_設問:_
1: 「男おひとりさま道」の抜粋のうち、「書名 男おひとりさま道」から「人を持つことが秘訣のようだ。」までを、両端を含めてそのまま書き写しなさい。
2: 「男おひとりさま道」の抜粋の冒頭には書誌情報が並んでいる。その項目名をすべて挙げなさい。

書名 男おひとりさま道
著者 上野 千鶴子
発行社 法研
発行年 2009年11月1日
頁数 271頁
価格 1,400円+税
・「患者になる」ということは、自分の弱さを引き受けて、誰かに「助けてくれ」とSOSを発信するのと同じ。
・齢をとるにつれて、人間は、「こわれもの」だという感覚が身にしみてきた。
・「おくりびと」映画のクライマックスは、納棺師を職業にした主人公が、自分を捨てた父の遺体と対面した時に、握ったその手から石文(石に自分の思いを托して贈ること、その石)が、ぽろりとこぼれるのを発見するシーンだ。そうか、そうだったのか。自分勝手なヤツと呪いつづけた父親は、自分を捨てたあとも、死の瞬間まで息子の自分を忘れたことがなかったのか・・・死者との和解が、この一瞬に成り立つ。
・死の準備期間に、和解すべき人たちとは、和解しておくことだ。
許せないと思う相手を許し、許してもらえないと思う相手から許してもらうことだ。
・「いまのうちに会っておきたい人がいたら、遠慮せずに言ってちょうだい。私の知らない愛人でも恋人でも、あなたが会いたいと思う人は、呼んであげるから」
・穏やかで幸せな老後を送っている男おひとりさまの共通点は、妻がいなくても女性の友人が多いことだ。最後はカネ持ちより人持ち、それも男性は異性の友人を、女性は同性の友人を持つことが秘訣のようだ。

_保存データ:_
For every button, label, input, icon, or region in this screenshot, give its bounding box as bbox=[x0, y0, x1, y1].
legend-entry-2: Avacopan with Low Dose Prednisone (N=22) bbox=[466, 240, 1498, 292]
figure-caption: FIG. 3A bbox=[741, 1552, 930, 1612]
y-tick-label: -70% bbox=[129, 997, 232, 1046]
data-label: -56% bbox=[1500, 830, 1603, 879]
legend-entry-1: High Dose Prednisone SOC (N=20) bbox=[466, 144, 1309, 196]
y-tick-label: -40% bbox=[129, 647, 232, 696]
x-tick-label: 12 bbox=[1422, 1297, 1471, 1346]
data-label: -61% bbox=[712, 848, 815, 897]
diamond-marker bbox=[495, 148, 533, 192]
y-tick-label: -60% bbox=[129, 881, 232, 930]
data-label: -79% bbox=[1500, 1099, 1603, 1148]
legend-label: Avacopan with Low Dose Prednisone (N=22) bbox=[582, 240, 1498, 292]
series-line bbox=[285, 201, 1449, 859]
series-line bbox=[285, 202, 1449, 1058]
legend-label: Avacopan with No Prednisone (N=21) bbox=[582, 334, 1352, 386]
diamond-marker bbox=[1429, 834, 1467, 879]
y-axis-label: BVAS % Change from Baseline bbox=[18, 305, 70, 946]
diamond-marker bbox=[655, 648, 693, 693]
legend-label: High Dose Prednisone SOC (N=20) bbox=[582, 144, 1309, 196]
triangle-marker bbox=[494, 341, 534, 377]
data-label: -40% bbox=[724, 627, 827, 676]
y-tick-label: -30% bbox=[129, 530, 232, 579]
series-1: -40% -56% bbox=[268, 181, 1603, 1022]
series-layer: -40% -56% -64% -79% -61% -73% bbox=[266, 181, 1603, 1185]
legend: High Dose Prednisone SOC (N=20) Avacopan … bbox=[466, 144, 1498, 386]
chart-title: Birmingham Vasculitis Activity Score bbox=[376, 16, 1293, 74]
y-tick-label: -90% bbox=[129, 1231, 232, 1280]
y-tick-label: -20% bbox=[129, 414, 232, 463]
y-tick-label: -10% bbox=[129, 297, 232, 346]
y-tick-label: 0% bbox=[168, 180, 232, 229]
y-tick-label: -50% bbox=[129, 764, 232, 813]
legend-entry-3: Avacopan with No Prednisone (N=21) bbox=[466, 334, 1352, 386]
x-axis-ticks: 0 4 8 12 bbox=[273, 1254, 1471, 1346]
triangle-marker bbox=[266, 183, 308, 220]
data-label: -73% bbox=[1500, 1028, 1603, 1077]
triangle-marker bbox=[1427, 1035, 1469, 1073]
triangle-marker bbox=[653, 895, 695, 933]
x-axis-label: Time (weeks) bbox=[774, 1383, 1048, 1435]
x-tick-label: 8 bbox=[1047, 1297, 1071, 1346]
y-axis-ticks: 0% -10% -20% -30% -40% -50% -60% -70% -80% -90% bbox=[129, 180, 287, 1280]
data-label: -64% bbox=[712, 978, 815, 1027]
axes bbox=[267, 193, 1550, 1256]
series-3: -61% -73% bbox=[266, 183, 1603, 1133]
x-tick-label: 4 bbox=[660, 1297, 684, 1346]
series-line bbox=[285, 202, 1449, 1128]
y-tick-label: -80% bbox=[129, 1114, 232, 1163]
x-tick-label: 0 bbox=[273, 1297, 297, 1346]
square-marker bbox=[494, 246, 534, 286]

_解答:_
1:
書名 男おひとりさま道
著者 上野 千鶴子
発行社 法研
発行年 2009年11月1日
頁数 271頁
価格 1,400円+税
・「患者になる」ということは、自分の弱さを引き受けて、誰かに「助けてくれ」とSOSを発信するのと同じ。
・齢をとるにつれて、人間は、「こわれもの」だという感覚が身にしみてきた。
・「おくりびと」映画のクライマックスは、納棺師を職業にした主人公が、自分を捨てた父の遺体と対面した時に、握ったその手から石文(石に自分の思いを托して贈ること、その石)が、ぽろりとこぼれるのを発見するシーンだ。そうか、そうだったのか。自分勝手なヤツと呪いつづけた父親は、自分を捨てたあとも、死の瞬間まで息子の自分を忘れたことがなかったのか・・・死者との和解が、この一瞬に成り立つ。
・死の準備期間に、和解すべき人たちとは、和解しておくことだ。
許せないと思う相手を許し、許してもらえないと思う相手から許してもらうことだ。
・「いまのうちに会っておきたい人がいたら、遠慮せずに言ってちょうだい。私の知らない愛人でも恋人でも、あなたが会いたいと思う人は、呼んであげるから」
・穏やかで幸せな老後を送っている男おひとりさまの共通点は、妻がいなくても女性の友人が多いことだ。最後はカネ持ちより人持ち、それも男性は異性の友人を、女性は同性の友人を持つことが秘訣のようだ。

2: 書名、著者、発行社、発行年、頁数、価格